Recorded data:
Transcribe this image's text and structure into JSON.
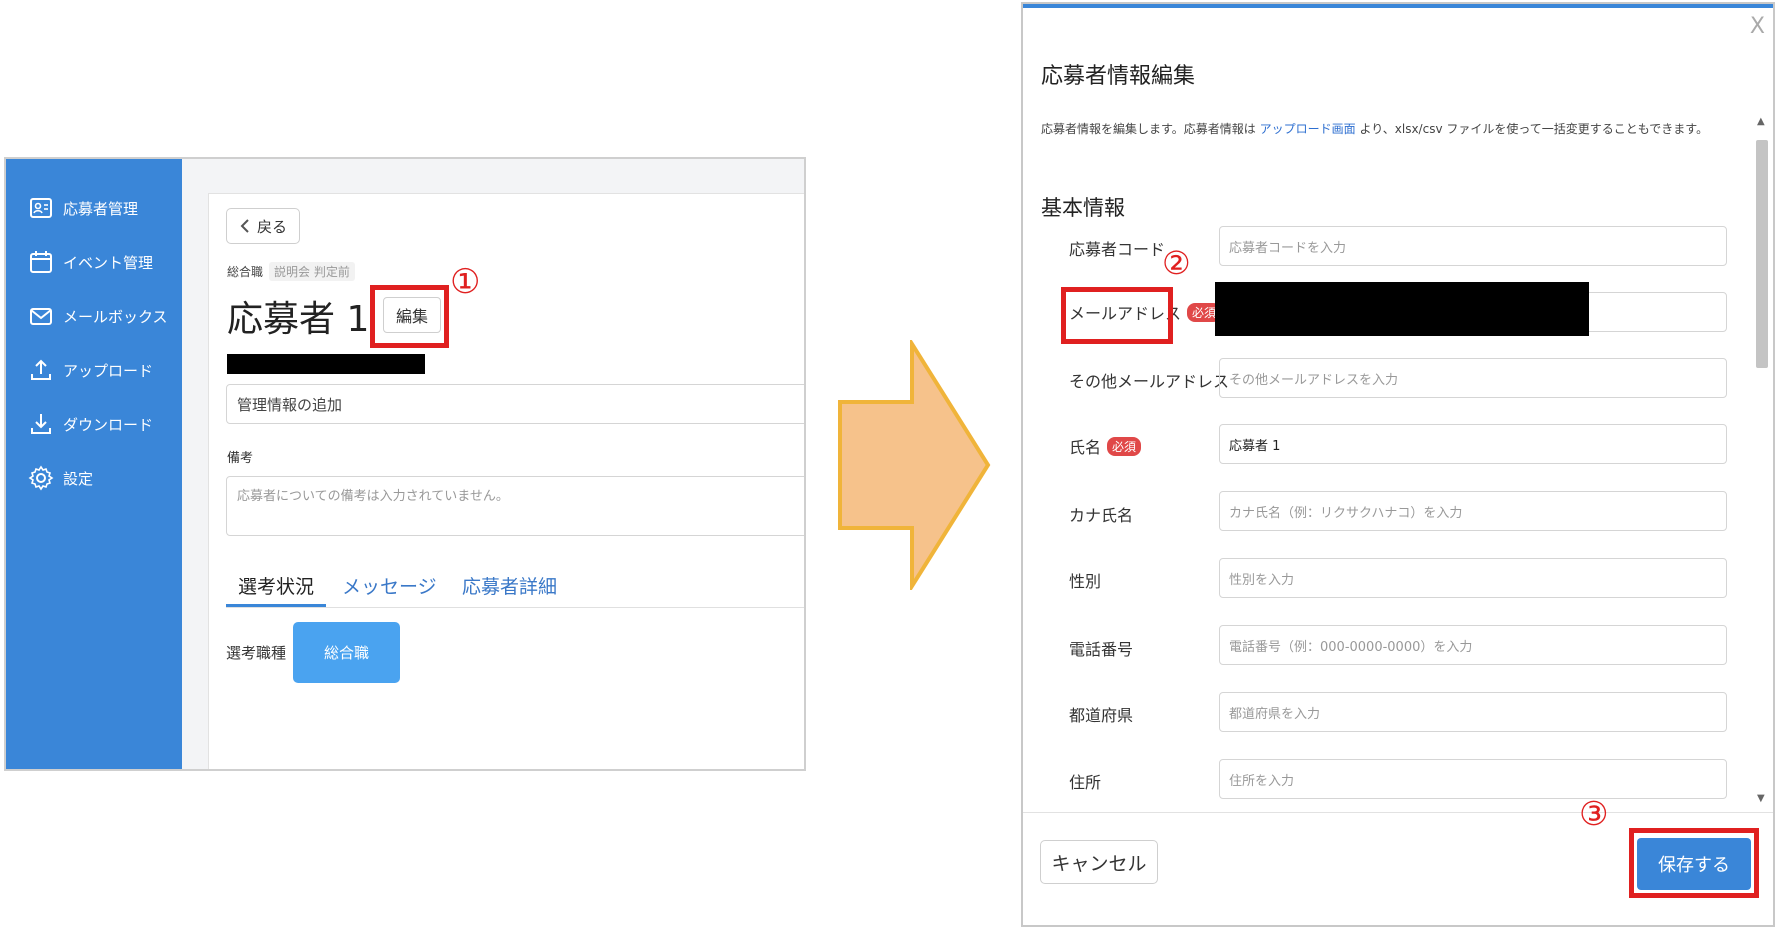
{
  "sidebar": {
    "items": [
      {
        "label": "応募者管理",
        "icon": "id-card-icon"
      },
      {
        "label": "イベント管理",
        "icon": "calendar-icon"
      },
      {
        "label": "メールボックス",
        "icon": "mail-icon"
      },
      {
        "label": "アップロード",
        "icon": "upload-icon"
      },
      {
        "label": "ダウンロード",
        "icon": "download-icon"
      },
      {
        "label": "設定",
        "icon": "gear-icon"
      }
    ]
  },
  "applicant_page": {
    "back_label": "戻る",
    "tags": [
      "総合職",
      "説明会 判定前"
    ],
    "applicant_name": "応募者 1",
    "edit_label": "編集",
    "mgmt_placeholder": "管理情報の追加",
    "memo_label": "備考",
    "memo_placeholder": "応募者についての備考は入力されていません。",
    "tabs": [
      "選考状況",
      "メッセージ",
      "応募者詳細"
    ],
    "job_type_label": "選考職種",
    "job_type_value": "総合職"
  },
  "annotations": {
    "step1": "①",
    "step2": "②",
    "step3": "③"
  },
  "edit_modal": {
    "close_label": "X",
    "title": "応募者情報編集",
    "desc_before": "応募者情報を編集します。応募者情報は",
    "desc_link": "アップロード画面",
    "desc_after": "より、xlsx/csv ファイルを使って一括変更することもできます。",
    "section_title": "基本情報",
    "required_badge": "必須",
    "fields": [
      {
        "label": "応募者コード",
        "placeholder": "応募者コードを入力",
        "value": ""
      },
      {
        "label": "メールアドレス",
        "placeholder": "",
        "value": ""
      },
      {
        "label": "その他メールアドレス",
        "placeholder": "その他メールアドレスを入力",
        "value": ""
      },
      {
        "label": "氏名",
        "placeholder": "",
        "value": "応募者 1"
      },
      {
        "label": "カナ氏名",
        "placeholder": "カナ氏名（例：リクサクハナコ）を入力",
        "value": ""
      },
      {
        "label": "性別",
        "placeholder": "性別を入力",
        "value": ""
      },
      {
        "label": "電話番号",
        "placeholder": "電話番号（例：000-0000-0000）を入力",
        "value": ""
      },
      {
        "label": "都道府県",
        "placeholder": "都道府県を入力",
        "value": ""
      },
      {
        "label": "住所",
        "placeholder": "住所を入力",
        "value": ""
      }
    ],
    "cancel_label": "キャンセル",
    "save_label": "保存する"
  },
  "colors": {
    "accent": "#3a86d8",
    "annotation": "#e02020",
    "arrow_fill": "#f6c28b",
    "arrow_stroke": "#f0b43a"
  }
}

Brief: Write out each entry exactly as given, omitting any picture.

Result:
Transcribe this image's text and structure into JSON.
{
  "sidebar": {
    "items": [
      {
        "label": "応募者管理",
        "icon": "id-card-icon"
      },
      {
        "label": "イベント管理",
        "icon": "calendar-icon"
      },
      {
        "label": "メールボックス",
        "icon": "mail-icon"
      },
      {
        "label": "アップロード",
        "icon": "upload-icon"
      },
      {
        "label": "ダウンロード",
        "icon": "download-icon"
      },
      {
        "label": "設定",
        "icon": "gear-icon"
      }
    ]
  },
  "applicant_page": {
    "back_label": "戻る",
    "tags": [
      "総合職",
      "説明会 判定前"
    ],
    "applicant_name": "応募者 1",
    "edit_label": "編集",
    "mgmt_placeholder": "管理情報の追加",
    "memo_label": "備考",
    "memo_placeholder": "応募者についての備考は入力されていません。",
    "tabs": [
      "選考状況",
      "メッセージ",
      "応募者詳細"
    ],
    "job_type_label": "選考職種",
    "job_type_value": "総合職"
  },
  "annotations": {
    "step1": "①",
    "step2": "②",
    "step3": "③"
  },
  "edit_modal": {
    "close_label": "X",
    "title": "応募者情報編集",
    "desc_before": "応募者情報を編集します。応募者情報は",
    "desc_link": "アップロード画面",
    "desc_after": "より、xlsx/csv ファイルを使って一括変更することもできます。",
    "section_title": "基本情報",
    "required_badge": "必須",
    "fields": [
      {
        "label": "応募者コード",
        "placeholder": "応募者コードを入力",
        "value": ""
      },
      {
        "label": "メールアドレス",
        "placeholder": "",
        "value": ""
      },
      {
        "label": "その他メールアドレス",
        "placeholder": "その他メールアドレスを入力",
        "value": ""
      },
      {
        "label": "氏名",
        "placeholder": "",
        "value": "応募者 1"
      },
      {
        "label": "カナ氏名",
        "placeholder": "カナ氏名（例：リクサクハナコ）を入力",
        "value": ""
      },
      {
        "label": "性別",
        "placeholder": "性別を入力",
        "value": ""
      },
      {
        "label": "電話番号",
        "placeholder": "電話番号（例：000-0000-0000）を入力",
        "value": ""
      },
      {
        "label": "都道府県",
        "placeholder": "都道府県を入力",
        "value": ""
      },
      {
        "label": "住所",
        "placeholder": "住所を入力",
        "value": ""
      }
    ],
    "cancel_label": "キャンセル",
    "save_label": "保存する"
  },
  "colors": {
    "accent": "#3a86d8",
    "annotation": "#e02020",
    "arrow_fill": "#f6c28b",
    "arrow_stroke": "#f0b43a"
  }
}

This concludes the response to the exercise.